-- START Exercise input --
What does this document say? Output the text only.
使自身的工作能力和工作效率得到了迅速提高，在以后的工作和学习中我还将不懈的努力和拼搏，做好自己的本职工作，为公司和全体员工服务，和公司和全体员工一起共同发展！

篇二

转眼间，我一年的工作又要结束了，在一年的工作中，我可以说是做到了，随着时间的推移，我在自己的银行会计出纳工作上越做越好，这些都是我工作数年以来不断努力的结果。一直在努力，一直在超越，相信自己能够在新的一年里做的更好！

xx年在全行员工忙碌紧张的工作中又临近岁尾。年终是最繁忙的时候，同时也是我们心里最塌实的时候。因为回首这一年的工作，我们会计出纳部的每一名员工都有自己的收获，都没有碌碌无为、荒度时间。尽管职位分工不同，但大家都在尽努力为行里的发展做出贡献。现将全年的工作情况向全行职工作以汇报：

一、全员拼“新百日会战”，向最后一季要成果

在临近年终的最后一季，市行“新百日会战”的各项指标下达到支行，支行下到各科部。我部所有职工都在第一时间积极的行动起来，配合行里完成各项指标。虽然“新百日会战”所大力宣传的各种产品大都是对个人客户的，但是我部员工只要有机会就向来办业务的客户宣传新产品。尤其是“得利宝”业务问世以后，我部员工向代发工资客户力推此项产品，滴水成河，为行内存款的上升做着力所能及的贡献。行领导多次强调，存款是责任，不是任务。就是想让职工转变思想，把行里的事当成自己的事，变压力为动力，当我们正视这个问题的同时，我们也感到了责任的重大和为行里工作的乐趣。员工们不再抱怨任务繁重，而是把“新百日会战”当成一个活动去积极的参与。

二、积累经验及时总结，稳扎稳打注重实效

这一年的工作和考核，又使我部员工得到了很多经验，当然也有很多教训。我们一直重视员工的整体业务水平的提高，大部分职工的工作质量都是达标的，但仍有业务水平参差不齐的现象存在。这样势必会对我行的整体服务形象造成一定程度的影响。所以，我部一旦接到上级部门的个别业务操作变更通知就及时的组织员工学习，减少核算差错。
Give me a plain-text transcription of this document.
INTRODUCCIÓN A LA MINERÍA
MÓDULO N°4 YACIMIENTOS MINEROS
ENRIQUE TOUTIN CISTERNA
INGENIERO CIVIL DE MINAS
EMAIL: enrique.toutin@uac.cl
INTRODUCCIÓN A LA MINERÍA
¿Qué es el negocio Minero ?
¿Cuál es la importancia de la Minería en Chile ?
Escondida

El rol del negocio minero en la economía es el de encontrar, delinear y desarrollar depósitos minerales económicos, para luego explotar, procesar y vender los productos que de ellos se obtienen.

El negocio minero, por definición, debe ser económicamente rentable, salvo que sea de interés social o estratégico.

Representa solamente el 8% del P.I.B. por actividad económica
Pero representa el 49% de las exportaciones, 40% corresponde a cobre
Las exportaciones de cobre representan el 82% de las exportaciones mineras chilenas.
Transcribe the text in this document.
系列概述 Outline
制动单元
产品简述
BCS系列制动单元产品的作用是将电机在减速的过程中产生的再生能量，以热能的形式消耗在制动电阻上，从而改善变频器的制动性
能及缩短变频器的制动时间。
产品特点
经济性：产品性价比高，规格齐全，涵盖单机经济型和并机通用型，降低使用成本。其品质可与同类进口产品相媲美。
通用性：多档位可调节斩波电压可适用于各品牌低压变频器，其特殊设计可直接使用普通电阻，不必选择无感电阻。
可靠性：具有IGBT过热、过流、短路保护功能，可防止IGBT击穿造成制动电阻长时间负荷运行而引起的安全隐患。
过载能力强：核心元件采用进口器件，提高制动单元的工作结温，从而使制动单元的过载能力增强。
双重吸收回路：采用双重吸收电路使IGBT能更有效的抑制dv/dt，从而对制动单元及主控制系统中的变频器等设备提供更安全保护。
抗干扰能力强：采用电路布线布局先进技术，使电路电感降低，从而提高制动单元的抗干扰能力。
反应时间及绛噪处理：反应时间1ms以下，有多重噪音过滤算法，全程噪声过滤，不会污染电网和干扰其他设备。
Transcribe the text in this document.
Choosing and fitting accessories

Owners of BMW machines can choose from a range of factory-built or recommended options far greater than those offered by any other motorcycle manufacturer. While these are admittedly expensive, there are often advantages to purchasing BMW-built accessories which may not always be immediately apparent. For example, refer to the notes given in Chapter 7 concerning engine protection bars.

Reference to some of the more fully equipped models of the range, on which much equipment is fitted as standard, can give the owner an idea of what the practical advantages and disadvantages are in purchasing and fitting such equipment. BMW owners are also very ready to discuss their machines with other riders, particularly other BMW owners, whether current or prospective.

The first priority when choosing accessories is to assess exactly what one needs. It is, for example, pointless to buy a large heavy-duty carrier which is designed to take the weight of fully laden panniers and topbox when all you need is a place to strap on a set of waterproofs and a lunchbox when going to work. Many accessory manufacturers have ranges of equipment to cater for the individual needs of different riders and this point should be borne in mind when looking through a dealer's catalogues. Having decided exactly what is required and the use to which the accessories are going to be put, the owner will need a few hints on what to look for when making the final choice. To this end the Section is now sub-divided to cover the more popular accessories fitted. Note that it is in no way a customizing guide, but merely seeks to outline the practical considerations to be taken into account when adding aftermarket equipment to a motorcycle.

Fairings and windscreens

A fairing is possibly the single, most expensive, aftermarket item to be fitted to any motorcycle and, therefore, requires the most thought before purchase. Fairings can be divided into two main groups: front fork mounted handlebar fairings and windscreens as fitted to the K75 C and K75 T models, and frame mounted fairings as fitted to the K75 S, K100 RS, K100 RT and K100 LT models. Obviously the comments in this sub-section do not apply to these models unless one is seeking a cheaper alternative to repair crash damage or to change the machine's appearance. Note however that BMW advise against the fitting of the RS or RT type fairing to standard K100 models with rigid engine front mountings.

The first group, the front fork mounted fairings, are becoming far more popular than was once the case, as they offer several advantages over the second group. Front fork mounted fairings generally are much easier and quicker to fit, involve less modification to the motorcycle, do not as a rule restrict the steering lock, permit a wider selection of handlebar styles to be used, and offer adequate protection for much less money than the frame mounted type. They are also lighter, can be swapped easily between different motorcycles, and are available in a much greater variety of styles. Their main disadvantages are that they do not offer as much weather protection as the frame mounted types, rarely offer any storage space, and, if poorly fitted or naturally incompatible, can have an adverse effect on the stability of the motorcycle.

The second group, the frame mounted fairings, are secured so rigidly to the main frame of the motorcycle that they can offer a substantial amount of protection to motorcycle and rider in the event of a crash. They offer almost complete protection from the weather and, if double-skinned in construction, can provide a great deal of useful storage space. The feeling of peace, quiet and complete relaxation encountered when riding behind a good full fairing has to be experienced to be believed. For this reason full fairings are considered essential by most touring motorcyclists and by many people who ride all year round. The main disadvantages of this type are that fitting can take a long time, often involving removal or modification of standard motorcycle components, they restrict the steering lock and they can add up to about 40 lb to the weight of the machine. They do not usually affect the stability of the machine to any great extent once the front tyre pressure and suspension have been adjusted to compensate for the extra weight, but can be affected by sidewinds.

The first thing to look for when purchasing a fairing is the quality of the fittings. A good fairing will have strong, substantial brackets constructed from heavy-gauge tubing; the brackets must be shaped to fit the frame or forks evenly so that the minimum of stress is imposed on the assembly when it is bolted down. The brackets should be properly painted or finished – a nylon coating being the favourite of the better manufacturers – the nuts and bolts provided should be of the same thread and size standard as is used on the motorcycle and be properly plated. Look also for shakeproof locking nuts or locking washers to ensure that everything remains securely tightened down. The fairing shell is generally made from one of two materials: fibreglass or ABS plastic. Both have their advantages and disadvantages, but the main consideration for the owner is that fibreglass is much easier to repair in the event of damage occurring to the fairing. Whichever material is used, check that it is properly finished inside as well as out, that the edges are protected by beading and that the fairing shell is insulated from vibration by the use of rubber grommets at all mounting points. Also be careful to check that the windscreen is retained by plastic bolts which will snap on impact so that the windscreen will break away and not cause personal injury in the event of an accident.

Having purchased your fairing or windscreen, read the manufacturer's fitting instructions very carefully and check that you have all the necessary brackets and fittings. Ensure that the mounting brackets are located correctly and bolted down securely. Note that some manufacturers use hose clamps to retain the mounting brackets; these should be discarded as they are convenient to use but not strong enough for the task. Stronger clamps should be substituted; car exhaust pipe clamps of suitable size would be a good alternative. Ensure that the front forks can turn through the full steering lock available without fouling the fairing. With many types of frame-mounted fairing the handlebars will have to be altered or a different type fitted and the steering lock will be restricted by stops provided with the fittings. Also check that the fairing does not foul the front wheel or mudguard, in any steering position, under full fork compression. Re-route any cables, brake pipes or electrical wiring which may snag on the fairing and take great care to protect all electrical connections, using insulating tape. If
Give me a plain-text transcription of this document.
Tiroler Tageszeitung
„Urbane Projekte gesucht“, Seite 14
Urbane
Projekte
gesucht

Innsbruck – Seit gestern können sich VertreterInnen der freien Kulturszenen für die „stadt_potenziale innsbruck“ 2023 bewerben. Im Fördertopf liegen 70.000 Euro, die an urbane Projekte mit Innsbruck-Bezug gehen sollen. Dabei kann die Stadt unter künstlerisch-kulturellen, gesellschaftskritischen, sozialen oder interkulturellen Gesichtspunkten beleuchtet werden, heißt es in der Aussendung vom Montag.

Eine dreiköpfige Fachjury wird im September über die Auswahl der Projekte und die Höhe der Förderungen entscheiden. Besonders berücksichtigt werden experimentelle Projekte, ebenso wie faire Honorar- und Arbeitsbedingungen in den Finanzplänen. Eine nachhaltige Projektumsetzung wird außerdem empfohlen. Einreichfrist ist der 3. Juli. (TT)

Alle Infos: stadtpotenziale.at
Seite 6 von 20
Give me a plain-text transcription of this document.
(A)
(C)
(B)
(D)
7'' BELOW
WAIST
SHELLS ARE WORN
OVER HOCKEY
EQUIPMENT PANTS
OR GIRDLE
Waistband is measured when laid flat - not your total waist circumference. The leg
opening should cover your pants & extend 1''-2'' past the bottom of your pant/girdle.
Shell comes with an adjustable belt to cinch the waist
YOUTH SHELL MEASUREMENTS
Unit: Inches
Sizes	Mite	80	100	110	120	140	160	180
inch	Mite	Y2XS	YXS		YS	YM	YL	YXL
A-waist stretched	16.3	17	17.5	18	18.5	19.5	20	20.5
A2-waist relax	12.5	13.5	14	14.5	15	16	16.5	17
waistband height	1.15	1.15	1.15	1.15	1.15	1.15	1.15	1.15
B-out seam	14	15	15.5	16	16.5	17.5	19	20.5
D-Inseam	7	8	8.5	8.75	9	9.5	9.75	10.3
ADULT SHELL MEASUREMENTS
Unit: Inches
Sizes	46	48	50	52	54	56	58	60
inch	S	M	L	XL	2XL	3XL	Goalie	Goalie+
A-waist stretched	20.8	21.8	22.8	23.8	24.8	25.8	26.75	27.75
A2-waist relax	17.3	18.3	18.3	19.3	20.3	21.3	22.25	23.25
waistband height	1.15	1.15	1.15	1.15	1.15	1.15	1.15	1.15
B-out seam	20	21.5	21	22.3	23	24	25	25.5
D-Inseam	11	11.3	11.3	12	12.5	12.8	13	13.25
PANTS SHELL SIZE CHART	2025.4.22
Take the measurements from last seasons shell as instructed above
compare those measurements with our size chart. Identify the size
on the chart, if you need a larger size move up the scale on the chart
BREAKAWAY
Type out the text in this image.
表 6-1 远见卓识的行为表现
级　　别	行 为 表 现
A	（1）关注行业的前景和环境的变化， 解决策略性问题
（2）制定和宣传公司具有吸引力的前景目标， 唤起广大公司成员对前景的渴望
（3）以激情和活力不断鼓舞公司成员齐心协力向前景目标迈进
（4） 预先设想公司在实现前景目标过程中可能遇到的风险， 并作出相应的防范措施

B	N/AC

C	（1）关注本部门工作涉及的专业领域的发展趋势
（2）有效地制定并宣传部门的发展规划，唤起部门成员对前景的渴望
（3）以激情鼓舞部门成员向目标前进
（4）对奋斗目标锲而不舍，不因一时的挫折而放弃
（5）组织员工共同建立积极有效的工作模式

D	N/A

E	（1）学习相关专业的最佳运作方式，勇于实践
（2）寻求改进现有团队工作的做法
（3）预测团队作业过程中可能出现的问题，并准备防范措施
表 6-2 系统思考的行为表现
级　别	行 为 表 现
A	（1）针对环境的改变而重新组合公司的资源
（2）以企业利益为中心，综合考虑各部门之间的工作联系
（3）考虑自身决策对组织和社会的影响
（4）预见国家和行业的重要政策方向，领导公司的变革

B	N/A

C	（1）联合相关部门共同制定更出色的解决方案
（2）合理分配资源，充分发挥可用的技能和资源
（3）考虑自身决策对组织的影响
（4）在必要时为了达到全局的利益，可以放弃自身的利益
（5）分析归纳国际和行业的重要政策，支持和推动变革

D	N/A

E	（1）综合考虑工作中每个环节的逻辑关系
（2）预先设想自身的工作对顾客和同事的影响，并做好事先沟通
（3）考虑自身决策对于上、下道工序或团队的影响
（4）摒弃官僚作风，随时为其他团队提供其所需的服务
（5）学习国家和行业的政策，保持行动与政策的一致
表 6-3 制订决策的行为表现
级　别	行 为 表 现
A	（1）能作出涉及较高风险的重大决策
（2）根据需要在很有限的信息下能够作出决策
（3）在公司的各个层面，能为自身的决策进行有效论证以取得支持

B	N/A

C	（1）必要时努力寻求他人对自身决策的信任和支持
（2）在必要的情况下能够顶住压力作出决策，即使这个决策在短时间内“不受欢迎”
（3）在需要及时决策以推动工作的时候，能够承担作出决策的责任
-- END Exercise input --
State how many lines of the records above contain "Projekte", with no words besides the number.

▶ [Task result] 4